Nun gut, das Chaos tobt wohl schon seit Wochen um mich. Ja, die Planung. Was wird gegessen? Welcher Wein? Wer kommt wann an? Wer schläft wo? Und so weiter und so fort. Es ist immer schon Wochen im Voraus ein totales Chaos. Und ein totaler Stress. Und das Ganze für ein ursprünglich christliches und besinnliches Fest, obwohl neunzig Prozent der Anwesenden in meiner Familie Atheisten sind.

Warum jedes Jahr das Ganze? Ist das nicht irgendwie lächerlich? Irgendwie heuchlerisch?

Ja, auf eine Weise ist es das doch sehr. Weihnachten nervt mich bereits, wenn im September die ersten Nikoläuse die Ladenregale füllen. Weihnachten nervt mich noch mehr, wenn der erste Advent ist und man in der Schule einen riesigen Adventskranz in der Aula aufhängt. Weihnachten nervt mich am meisten, wenn man gezwungen ist, auch noch Geschenke in einer völlig überfüllten Stadt zu kaufen, obwohl man stattdessen sogar lieber Mathe lernen würde.

Mal ganz ehrlich, ein überdimensionaler Adventskranz in einer – ach so demokratischen – Integrierten Gesamtschule? Ist das nicht ein bisschen zu viel? Ein bisschen viel zu viel? Dieser ganze Stress wegen eines christlichen Festes, das mehr und mehr zur Kommerz-Aktion des Jahres mutiert? Diese Strapazen, obwohl der Großteil der Gesellschaft nicht einmal gläubig ist und damit dem eigentlichen Sinn des Weihnachtsfestes gar nicht Rechnung trägt. Was erhoffen sich die Menschen, wenn sie an Heiligabend in die Kirche gehen, aber das ganze Jahr über nicht?

Okay, Weihnachten feiern als Atheist ist das eine, aber in den Gottesdienst gehen als Atheist? Nein, definitiv, das ist zu viel. Da hört jedes Menschenverständnis auf. Ich brauche kein Weihnachten. Nein, wirklich nicht. Nicht aus spirituellen Gründen, nicht aus traditionellen Gründen, nicht aus materialistischen Gründen. Geschenke kann ich das ganze Jahr über machen – ohne diesen Druck. Da freut sich auch der Beschenkte mehr.

- - - -

*AUFGABE 1*
Fasse bitte den Absatz aus dem Beitrag über Weihnachten, der mit „Ja, auf eine Weise ist es das doch sehr“ beginnt, als kurze Stichpunktliste zusammen.
*AUFGABE 2*
Wie hoch ist laut dem Beitrag über Weihnachten der Anteil der Atheisten unter den Anwesenden in der Familie?
*AUFGABE 3*
Schreib den Beitrag über Weihnachten im gleichen Ton weiter, beginnend nach seinem letzten Satz.

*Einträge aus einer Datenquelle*
- - - -

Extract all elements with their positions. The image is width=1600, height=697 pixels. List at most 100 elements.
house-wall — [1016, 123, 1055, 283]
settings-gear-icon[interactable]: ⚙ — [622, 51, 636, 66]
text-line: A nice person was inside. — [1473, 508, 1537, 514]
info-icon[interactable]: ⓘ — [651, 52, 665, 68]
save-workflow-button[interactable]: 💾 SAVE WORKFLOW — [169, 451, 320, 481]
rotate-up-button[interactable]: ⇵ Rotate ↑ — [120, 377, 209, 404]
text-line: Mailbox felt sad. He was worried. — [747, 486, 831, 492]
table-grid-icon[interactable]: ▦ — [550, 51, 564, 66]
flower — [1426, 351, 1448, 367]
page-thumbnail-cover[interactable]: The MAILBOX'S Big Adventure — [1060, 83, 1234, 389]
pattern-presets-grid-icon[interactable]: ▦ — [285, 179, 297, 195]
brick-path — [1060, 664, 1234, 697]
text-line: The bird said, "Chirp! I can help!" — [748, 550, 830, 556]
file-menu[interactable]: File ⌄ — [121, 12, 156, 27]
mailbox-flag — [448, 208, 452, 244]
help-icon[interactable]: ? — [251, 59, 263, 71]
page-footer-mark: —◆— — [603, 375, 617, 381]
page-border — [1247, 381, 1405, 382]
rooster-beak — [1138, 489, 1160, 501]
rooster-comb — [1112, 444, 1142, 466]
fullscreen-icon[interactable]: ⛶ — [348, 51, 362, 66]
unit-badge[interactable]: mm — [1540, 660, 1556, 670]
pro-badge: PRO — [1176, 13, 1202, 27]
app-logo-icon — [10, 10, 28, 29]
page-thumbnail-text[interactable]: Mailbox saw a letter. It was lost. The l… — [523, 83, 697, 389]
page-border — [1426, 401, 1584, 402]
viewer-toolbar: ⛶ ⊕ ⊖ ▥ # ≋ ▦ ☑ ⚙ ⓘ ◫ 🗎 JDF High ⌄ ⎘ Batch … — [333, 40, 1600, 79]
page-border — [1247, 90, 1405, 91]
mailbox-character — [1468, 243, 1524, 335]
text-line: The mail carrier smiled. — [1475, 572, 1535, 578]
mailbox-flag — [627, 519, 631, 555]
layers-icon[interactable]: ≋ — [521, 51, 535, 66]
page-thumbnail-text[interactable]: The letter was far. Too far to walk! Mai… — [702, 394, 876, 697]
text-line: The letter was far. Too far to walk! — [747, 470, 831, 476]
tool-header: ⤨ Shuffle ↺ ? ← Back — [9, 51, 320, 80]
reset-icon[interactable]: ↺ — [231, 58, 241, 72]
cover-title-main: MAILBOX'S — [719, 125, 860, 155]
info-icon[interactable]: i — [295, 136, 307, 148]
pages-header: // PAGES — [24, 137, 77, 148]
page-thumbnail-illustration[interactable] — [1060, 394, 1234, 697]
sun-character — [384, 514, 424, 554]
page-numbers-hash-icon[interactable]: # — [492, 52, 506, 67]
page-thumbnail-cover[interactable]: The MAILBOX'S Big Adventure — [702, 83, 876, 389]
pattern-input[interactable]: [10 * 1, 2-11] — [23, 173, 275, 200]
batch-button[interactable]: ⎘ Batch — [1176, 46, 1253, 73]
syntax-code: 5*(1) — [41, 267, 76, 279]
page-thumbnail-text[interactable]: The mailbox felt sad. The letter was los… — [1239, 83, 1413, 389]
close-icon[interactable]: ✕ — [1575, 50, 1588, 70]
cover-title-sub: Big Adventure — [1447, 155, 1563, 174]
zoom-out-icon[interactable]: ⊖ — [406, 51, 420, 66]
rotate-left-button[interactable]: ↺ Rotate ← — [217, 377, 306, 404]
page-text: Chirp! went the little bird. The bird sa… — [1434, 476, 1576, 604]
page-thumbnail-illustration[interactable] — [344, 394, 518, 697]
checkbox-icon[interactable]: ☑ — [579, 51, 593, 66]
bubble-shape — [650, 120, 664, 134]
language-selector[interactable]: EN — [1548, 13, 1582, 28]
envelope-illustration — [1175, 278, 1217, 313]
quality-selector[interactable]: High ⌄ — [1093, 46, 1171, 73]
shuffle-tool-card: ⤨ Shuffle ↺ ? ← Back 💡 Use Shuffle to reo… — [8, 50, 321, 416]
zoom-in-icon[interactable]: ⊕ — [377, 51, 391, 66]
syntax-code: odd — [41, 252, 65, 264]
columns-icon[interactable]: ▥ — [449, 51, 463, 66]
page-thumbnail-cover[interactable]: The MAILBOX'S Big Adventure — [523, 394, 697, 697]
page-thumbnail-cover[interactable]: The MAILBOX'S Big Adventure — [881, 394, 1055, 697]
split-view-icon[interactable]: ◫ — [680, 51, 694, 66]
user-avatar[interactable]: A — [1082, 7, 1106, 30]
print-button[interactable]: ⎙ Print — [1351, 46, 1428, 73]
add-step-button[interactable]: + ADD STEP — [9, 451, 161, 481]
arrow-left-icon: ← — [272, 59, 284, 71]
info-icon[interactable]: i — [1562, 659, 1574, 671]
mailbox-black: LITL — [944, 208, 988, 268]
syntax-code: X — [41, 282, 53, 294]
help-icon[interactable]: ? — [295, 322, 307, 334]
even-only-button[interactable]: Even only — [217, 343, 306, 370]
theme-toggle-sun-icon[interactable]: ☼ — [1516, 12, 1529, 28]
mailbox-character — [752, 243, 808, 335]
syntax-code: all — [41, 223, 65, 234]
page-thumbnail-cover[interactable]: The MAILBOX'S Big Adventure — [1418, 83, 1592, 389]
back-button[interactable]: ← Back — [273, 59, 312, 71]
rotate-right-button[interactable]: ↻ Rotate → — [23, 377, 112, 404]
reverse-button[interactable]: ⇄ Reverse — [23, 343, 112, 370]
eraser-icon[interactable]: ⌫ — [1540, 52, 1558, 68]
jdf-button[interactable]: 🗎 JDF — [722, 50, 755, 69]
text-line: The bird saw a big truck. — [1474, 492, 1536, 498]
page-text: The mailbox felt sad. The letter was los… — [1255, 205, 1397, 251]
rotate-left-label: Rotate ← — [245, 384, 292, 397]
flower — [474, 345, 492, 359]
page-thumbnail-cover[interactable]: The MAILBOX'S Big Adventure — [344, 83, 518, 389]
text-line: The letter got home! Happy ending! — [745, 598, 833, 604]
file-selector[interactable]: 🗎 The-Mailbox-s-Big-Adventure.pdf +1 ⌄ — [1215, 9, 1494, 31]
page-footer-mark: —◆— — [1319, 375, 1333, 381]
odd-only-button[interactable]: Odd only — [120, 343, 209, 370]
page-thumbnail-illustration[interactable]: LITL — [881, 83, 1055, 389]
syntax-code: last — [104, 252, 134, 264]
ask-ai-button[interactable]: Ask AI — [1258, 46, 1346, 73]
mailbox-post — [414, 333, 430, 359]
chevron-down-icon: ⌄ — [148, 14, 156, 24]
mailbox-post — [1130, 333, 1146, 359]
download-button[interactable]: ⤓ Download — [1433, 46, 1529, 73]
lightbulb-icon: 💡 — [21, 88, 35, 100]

- - - -

*ANTWORT 1*
- In gewisser Weise ist das jährliche Fest lächerlich und heuchlerisch.
- Weihnachten nervt schon im September, wenn die ersten Nikoläuse die Ladenregale füllen.
- Noch mehr nervt es am ersten Advent, wenn in der Schule ein riesiger Adventskranz in der Aula hängt.
- Am meisten nervt der erzwungene Geschenkekauf in der überfüllten Stadt, obwohl man lieber Mathe lernen würde.

*ANTWORT 2*
Neunzig Prozent.

*ANTWORT 3*
Wenn der ganze Trubel vergessen ist, man am Tisch sitzt, zusammen. Dann ist das der einzige Moment, an dem ich Weihnachten genießen kann. Weil man aus dem Chaos der Welt gezogen ist, weil man einfach mal mit der Familie zusammen sitzt und sich unterhalten kann. Weil man mal den ganzen Stress vergisst. Dann ist Weihnachten gut, aber dann ist das auch kein Weihnachten mehr. Dann ist das ein kurzer Moment, in dem man mit Menschen zusammen ist, mit welchen man wenig Zeit verbringen kann, wenig und seltene Zeit, die stressfrei ist. Dafür brauche ich aber keinen Adventskranz, keinen Adventskalender, keinen Weihnachtsbaum und kein Geschenke-Kauf-Massaker.

(Text: Miriam Gräf)

Miriam G.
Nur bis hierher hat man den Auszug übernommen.